● **WHAT NEEDS TO BE DONE**
Leave out the pictures and copy everything else below exactly.
----- DATA SECTION
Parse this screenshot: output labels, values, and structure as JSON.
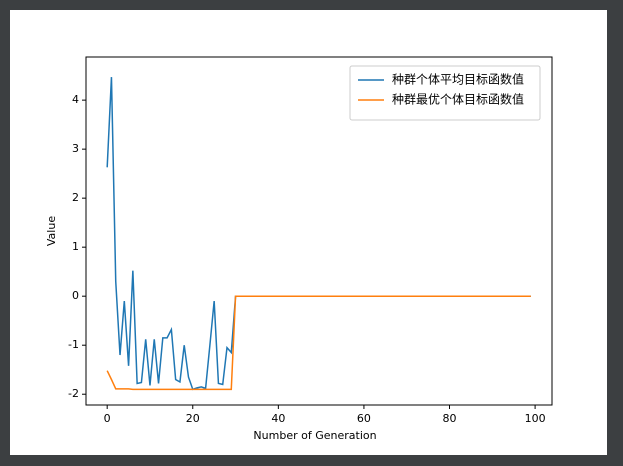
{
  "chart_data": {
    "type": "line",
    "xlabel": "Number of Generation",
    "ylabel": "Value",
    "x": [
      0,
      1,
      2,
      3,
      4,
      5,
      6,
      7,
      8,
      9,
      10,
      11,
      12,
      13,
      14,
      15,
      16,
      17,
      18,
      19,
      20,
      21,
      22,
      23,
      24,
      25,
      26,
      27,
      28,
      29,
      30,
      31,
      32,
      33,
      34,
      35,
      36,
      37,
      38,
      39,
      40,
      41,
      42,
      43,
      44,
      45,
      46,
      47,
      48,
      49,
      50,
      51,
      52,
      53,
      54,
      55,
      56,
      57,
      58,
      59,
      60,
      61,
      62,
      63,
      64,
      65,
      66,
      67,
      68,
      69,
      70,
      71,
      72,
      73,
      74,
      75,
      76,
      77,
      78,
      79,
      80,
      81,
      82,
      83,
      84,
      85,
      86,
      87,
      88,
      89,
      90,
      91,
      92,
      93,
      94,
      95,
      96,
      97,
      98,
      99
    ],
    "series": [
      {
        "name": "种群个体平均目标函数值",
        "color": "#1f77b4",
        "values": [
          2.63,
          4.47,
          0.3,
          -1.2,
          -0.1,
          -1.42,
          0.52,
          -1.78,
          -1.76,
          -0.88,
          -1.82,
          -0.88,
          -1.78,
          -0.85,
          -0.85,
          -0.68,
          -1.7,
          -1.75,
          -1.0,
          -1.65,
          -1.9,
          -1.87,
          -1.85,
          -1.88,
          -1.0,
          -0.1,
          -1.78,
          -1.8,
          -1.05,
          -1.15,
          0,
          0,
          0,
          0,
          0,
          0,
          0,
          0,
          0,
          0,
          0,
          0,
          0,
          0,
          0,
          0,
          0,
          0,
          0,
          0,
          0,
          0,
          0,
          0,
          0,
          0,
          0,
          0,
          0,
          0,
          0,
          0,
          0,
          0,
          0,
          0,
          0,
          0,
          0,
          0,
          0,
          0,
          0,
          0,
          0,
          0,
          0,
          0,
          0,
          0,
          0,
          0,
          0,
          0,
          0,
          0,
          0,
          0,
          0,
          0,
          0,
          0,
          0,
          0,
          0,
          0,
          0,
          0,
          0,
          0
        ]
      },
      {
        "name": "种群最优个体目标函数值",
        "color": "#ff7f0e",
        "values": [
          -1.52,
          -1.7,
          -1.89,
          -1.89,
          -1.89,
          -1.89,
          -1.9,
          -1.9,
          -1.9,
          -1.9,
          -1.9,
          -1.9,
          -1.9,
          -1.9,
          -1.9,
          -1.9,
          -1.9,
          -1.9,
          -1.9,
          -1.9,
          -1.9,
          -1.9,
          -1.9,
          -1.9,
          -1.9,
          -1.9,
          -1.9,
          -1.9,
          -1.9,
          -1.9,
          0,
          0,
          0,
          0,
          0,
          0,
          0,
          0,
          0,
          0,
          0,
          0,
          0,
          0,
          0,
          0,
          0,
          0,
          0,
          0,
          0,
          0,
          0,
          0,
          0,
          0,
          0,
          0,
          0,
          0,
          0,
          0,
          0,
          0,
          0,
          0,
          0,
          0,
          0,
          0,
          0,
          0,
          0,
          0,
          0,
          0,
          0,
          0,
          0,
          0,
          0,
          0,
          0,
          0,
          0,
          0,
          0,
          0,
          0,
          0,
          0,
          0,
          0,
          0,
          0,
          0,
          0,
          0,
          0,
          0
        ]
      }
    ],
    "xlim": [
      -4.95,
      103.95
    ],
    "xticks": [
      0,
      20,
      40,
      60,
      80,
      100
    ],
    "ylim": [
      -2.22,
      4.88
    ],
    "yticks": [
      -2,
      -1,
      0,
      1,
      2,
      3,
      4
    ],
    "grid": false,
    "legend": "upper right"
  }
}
----------
● **THE RESPONSE**
Parse this screenshot: output labels, values, and structure as JSON.
{
  "chart_data": {
    "type": "line",
    "xlabel": "Number of Generation",
    "ylabel": "Value",
    "x": [
      0,
      1,
      2,
      3,
      4,
      5,
      6,
      7,
      8,
      9,
      10,
      11,
      12,
      13,
      14,
      15,
      16,
      17,
      18,
      19,
      20,
      21,
      22,
      23,
      24,
      25,
      26,
      27,
      28,
      29,
      30,
      31,
      32,
      33,
      34,
      35,
      36,
      37,
      38,
      39,
      40,
      41,
      42,
      43,
      44,
      45,
      46,
      47,
      48,
      49,
      50,
      51,
      52,
      53,
      54,
      55,
      56,
      57,
      58,
      59,
      60,
      61,
      62,
      63,
      64,
      65,
      66,
      67,
      68,
      69,
      70,
      71,
      72,
      73,
      74,
      75,
      76,
      77,
      78,
      79,
      80,
      81,
      82,
      83,
      84,
      85,
      86,
      87,
      88,
      89,
      90,
      91,
      92,
      93,
      94,
      95,
      96,
      97,
      98,
      99
    ],
    "series": [
      {
        "name": "种群个体平均目标函数值",
        "color": "#1f77b4",
        "values": [
          2.63,
          4.47,
          0.3,
          -1.2,
          -0.1,
          -1.42,
          0.52,
          -1.78,
          -1.76,
          -0.88,
          -1.82,
          -0.88,
          -1.78,
          -0.85,
          -0.85,
          -0.68,
          -1.7,
          -1.75,
          -1.0,
          -1.65,
          -1.9,
          -1.87,
          -1.85,
          -1.88,
          -1.0,
          -0.1,
          -1.78,
          -1.8,
          -1.05,
          -1.15,
          0,
          0,
          0,
          0,
          0,
          0,
          0,
          0,
          0,
          0,
          0,
          0,
          0,
          0,
          0,
          0,
          0,
          0,
          0,
          0,
          0,
          0,
          0,
          0,
          0,
          0,
          0,
          0,
          0,
          0,
          0,
          0,
          0,
          0,
          0,
          0,
          0,
          0,
          0,
          0,
          0,
          0,
          0,
          0,
          0,
          0,
          0,
          0,
          0,
          0,
          0,
          0,
          0,
          0,
          0,
          0,
          0,
          0,
          0,
          0,
          0,
          0,
          0,
          0,
          0,
          0,
          0,
          0,
          0,
          0
        ]
      },
      {
        "name": "种群最优个体目标函数值",
        "color": "#ff7f0e",
        "values": [
          -1.52,
          -1.7,
          -1.89,
          -1.89,
          -1.89,
          -1.89,
          -1.9,
          -1.9,
          -1.9,
          -1.9,
          -1.9,
          -1.9,
          -1.9,
          -1.9,
          -1.9,
          -1.9,
          -1.9,
          -1.9,
          -1.9,
          -1.9,
          -1.9,
          -1.9,
          -1.9,
          -1.9,
          -1.9,
          -1.9,
          -1.9,
          -1.9,
          -1.9,
          -1.9,
          0,
          0,
          0,
          0,
          0,
          0,
          0,
          0,
          0,
          0,
          0,
          0,
          0,
          0,
          0,
          0,
          0,
          0,
          0,
          0,
          0,
          0,
          0,
          0,
          0,
          0,
          0,
          0,
          0,
          0,
          0,
          0,
          0,
          0,
          0,
          0,
          0,
          0,
          0,
          0,
          0,
          0,
          0,
          0,
          0,
          0,
          0,
          0,
          0,
          0,
          0,
          0,
          0,
          0,
          0,
          0,
          0,
          0,
          0,
          0,
          0,
          0,
          0,
          0,
          0,
          0,
          0,
          0,
          0,
          0
        ]
      }
    ],
    "xlim": [
      -4.95,
      103.95
    ],
    "xticks": [
      0,
      20,
      40,
      60,
      80,
      100
    ],
    "ylim": [
      -2.22,
      4.88
    ],
    "yticks": [
      -2,
      -1,
      0,
      1,
      2,
      3,
      4
    ],
    "grid": false,
    "legend": "upper right"
  }
}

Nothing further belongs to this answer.